▸ **Work to complete**
Write the records below out again exactly as given, with no images.

▸ **Provided records**

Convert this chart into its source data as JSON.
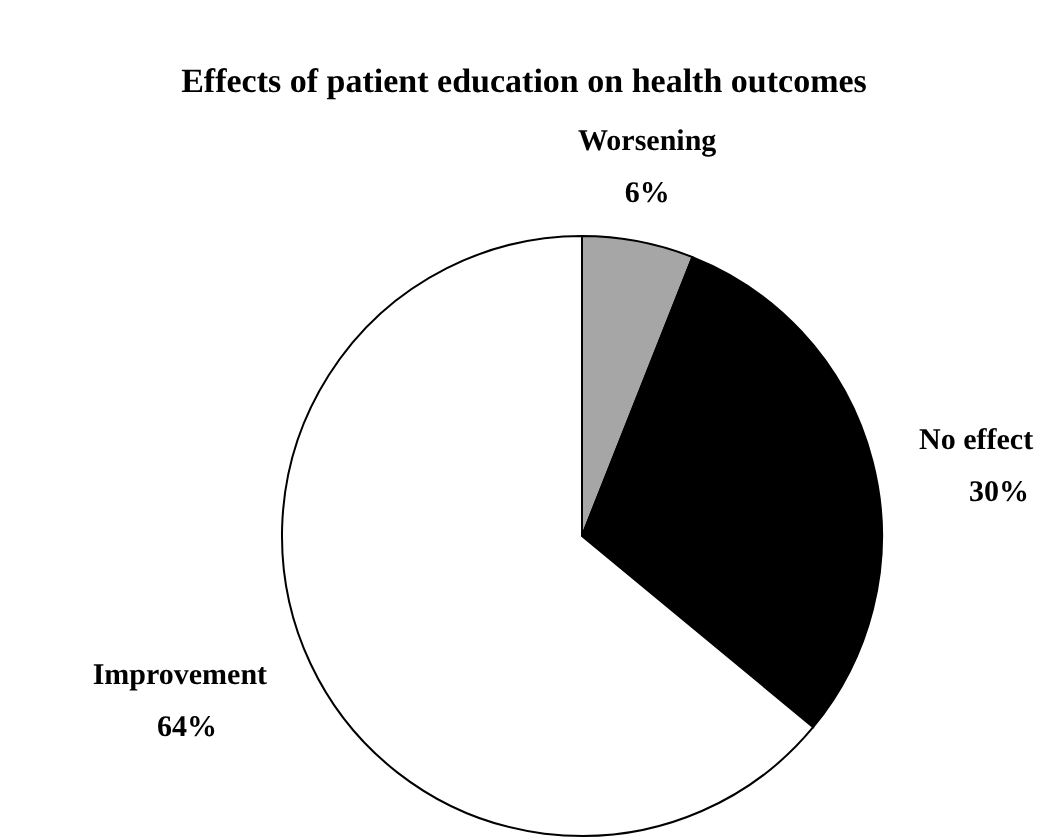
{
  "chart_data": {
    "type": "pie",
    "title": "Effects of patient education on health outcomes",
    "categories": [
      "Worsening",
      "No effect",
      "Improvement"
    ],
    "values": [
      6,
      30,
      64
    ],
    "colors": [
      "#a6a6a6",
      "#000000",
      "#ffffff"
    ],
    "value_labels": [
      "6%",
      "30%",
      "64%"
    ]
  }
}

▸ **Result of the exercise**
Convert this chart into its source data as JSON.
{
  "chart_data": {
    "type": "pie",
    "title": "Effects of patient education on health outcomes",
    "categories": [
      "Worsening",
      "No effect",
      "Improvement"
    ],
    "values": [
      6,
      30,
      64
    ],
    "colors": [
      "#a6a6a6",
      "#000000",
      "#ffffff"
    ],
    "value_labels": [
      "6%",
      "30%",
      "64%"
    ]
  }
}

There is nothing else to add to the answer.